Given problem. An exact copy of all the data is required, with pictures left out.

____ Record extracts

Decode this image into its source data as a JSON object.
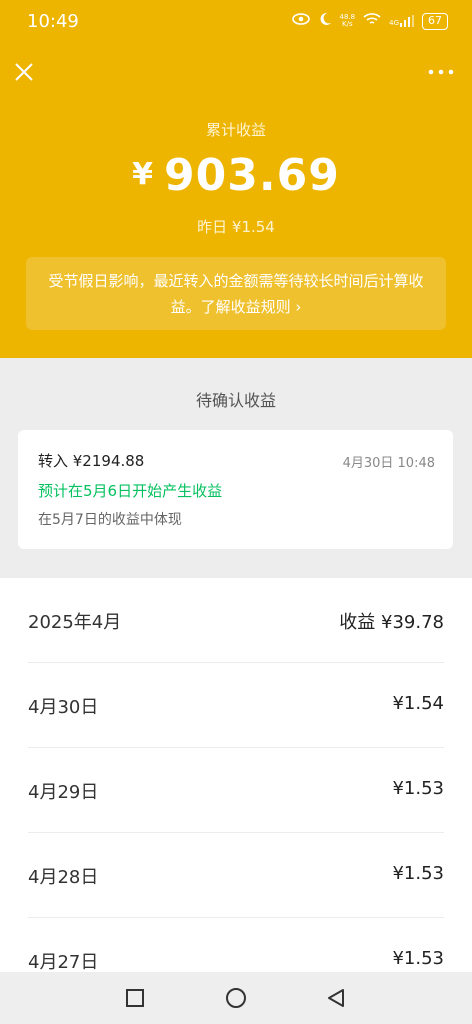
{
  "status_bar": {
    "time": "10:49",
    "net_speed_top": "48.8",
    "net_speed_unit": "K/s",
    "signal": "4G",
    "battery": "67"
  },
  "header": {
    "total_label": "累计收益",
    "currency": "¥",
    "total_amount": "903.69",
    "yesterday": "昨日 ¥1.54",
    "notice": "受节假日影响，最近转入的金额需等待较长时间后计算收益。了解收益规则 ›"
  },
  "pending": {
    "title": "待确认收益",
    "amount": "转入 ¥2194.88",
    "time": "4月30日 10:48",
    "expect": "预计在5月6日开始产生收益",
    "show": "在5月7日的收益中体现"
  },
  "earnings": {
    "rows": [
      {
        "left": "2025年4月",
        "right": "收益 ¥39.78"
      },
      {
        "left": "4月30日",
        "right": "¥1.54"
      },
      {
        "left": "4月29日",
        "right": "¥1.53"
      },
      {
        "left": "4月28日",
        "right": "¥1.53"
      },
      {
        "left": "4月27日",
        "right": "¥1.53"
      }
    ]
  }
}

________

Solution for this exercise.
Decode this image into its source data as a JSON object.
{
  "status_bar": {
    "time": "10:49",
    "net_speed_top": "48.8",
    "net_speed_unit": "K/s",
    "signal": "4G",
    "battery": "67"
  },
  "header": {
    "total_label": "累计收益",
    "currency": "¥",
    "total_amount": "903.69",
    "yesterday": "昨日 ¥1.54",
    "notice": "受节假日影响，最近转入的金额需等待较长时间后计算收益。了解收益规则 ›"
  },
  "pending": {
    "title": "待确认收益",
    "amount": "转入 ¥2194.88",
    "time": "4月30日 10:48",
    "expect": "预计在5月6日开始产生收益",
    "show": "在5月7日的收益中体现"
  },
  "earnings": {
    "rows": [
      {
        "left": "2025年4月",
        "right": "收益 ¥39.78"
      },
      {
        "left": "4月30日",
        "right": "¥1.54"
      },
      {
        "left": "4月29日",
        "right": "¥1.53"
      },
      {
        "left": "4月28日",
        "right": "¥1.53"
      },
      {
        "left": "4月27日",
        "right": "¥1.53"
      }
    ]
  }
}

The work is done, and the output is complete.